** Start of Material for the task **
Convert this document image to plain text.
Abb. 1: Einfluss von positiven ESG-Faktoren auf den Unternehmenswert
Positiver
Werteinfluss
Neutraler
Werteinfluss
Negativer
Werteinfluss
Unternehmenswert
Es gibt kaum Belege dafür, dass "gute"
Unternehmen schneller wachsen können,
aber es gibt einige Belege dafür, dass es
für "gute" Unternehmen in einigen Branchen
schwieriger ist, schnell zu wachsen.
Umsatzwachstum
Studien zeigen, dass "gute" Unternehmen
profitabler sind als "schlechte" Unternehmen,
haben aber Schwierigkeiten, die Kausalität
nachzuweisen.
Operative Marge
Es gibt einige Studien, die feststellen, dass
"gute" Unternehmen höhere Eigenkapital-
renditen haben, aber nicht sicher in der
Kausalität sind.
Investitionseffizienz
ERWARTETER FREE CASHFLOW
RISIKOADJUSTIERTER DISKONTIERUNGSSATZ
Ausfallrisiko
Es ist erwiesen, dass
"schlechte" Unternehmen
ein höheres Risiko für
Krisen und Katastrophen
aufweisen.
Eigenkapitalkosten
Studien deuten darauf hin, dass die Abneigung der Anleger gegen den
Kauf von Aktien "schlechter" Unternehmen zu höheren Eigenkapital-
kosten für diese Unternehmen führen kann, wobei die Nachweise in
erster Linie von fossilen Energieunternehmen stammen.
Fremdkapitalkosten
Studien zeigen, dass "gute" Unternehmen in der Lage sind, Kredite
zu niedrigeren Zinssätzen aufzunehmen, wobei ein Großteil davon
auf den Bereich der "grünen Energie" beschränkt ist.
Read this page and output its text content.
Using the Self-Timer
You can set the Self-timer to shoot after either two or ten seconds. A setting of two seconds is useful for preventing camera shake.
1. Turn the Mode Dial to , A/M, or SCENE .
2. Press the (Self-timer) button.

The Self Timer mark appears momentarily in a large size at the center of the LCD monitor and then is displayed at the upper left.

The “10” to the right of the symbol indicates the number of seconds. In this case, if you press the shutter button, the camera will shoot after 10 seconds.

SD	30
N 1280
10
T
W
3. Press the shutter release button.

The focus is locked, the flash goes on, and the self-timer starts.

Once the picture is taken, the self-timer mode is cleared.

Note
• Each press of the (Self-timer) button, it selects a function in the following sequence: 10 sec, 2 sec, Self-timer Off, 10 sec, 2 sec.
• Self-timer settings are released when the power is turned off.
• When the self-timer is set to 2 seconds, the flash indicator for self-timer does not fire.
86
** End of Material for the task **
** Start of Material for the task **
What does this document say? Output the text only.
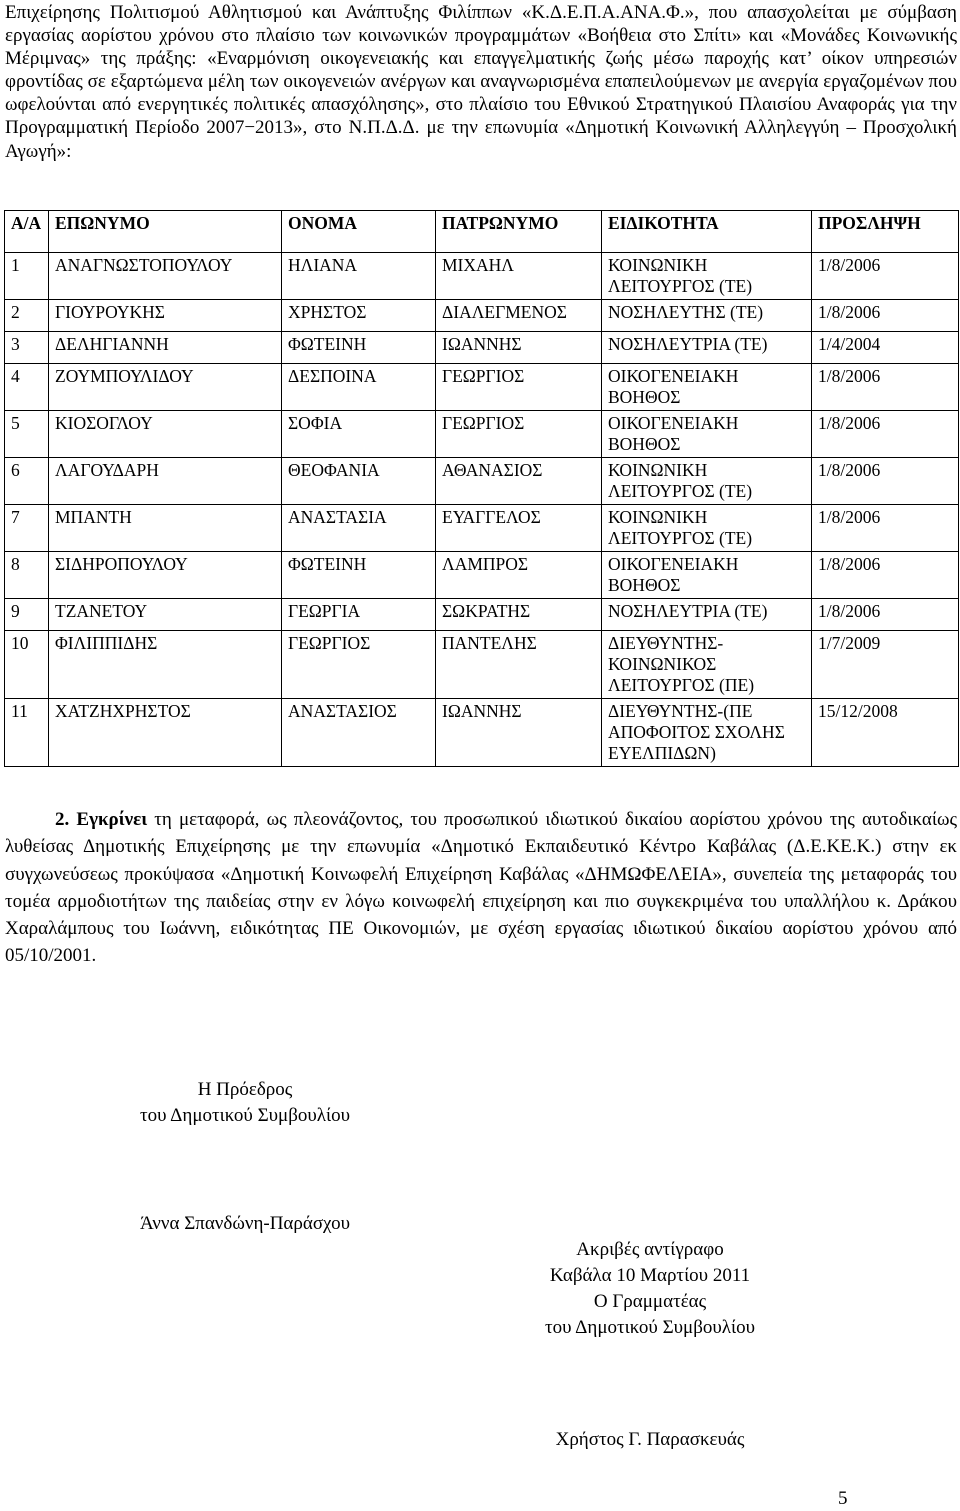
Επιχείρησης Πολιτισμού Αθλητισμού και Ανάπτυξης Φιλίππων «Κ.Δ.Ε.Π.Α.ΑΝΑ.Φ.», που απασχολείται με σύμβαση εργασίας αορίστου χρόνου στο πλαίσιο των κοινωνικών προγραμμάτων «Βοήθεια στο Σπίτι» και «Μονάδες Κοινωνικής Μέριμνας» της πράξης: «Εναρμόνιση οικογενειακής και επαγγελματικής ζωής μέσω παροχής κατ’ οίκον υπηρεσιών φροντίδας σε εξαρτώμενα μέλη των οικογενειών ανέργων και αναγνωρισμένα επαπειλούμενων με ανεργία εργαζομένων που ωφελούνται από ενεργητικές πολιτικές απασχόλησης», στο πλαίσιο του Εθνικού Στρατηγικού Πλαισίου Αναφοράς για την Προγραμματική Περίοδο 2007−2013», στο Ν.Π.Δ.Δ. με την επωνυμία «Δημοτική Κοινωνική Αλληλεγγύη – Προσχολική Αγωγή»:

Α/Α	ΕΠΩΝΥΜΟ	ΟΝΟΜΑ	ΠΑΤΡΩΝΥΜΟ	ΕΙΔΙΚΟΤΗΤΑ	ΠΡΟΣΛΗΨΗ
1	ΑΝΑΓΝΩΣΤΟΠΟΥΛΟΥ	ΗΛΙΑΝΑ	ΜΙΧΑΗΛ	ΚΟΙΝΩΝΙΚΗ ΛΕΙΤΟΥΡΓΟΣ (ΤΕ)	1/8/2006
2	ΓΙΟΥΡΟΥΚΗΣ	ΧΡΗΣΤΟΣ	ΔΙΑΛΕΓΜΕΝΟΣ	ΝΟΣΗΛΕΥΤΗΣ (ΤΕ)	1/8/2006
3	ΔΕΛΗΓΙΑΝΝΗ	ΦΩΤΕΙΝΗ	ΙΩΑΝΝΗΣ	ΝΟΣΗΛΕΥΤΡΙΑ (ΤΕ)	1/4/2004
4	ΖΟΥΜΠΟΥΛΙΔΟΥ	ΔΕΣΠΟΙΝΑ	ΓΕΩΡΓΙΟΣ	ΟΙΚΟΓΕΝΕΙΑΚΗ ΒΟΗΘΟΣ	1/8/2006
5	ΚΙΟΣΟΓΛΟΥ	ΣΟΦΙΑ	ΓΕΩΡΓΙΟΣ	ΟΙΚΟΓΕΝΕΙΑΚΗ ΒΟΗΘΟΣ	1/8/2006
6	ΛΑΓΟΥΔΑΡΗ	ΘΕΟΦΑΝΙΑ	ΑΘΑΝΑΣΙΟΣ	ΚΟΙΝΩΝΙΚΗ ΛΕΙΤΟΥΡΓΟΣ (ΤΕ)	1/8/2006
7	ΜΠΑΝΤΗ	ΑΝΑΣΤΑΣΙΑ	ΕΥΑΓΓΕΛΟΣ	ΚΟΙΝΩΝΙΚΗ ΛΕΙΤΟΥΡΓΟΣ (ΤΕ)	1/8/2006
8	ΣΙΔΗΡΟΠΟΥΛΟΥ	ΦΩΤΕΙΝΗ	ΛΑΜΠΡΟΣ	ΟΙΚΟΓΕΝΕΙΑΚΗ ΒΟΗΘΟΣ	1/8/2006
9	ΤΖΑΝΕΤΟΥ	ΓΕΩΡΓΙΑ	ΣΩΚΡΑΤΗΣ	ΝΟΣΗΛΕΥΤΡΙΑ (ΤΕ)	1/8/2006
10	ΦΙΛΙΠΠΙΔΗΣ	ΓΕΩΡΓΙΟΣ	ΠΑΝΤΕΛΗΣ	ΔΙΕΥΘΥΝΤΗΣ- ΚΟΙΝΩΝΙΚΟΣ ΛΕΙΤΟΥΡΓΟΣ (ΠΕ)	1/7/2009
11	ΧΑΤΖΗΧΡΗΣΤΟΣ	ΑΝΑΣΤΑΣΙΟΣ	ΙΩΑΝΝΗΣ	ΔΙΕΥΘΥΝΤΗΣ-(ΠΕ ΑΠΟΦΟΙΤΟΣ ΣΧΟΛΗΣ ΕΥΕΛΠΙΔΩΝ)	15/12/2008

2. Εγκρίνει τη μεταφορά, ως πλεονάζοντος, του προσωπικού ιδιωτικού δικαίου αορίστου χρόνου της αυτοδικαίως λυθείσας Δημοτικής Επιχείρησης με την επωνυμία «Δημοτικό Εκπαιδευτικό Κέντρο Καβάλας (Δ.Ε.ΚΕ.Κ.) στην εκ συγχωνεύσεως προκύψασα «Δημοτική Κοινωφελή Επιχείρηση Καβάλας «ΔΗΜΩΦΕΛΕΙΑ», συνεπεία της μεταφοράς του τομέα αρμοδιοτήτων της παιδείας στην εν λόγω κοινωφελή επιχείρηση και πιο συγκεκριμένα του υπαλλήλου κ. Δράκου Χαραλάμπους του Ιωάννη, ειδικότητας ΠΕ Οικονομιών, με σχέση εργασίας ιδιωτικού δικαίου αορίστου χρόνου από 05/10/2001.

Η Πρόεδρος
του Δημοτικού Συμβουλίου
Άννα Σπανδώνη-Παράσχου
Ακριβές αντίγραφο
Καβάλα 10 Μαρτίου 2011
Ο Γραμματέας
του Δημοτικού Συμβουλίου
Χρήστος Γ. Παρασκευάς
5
** End of Material for the task **
**What is needed**
Filter out every line that lacks the word "ΟΙΚΟΓΕΝΕΙΑΚΗ", and copy the rest.

**Task response**
4	ΖΟΥΜΠΟΥΛΙΔΟΥ	ΔΕΣΠΟΙΝΑ	ΓΕΩΡΓΙΟΣ	ΟΙΚΟΓΕΝΕΙΑΚΗ ΒΟΗΘΟΣ	1/8/2006
5	ΚΙΟΣΟΓΛΟΥ	ΣΟΦΙΑ	ΓΕΩΡΓΙΟΣ	ΟΙΚΟΓΕΝΕΙΑΚΗ ΒΟΗΘΟΣ	1/8/2006
8	ΣΙΔΗΡΟΠΟΥΛΟΥ	ΦΩΤΕΙΝΗ	ΛΑΜΠΡΟΣ	ΟΙΚΟΓΕΝΕΙΑΚΗ ΒΟΗΘΟΣ	1/8/2006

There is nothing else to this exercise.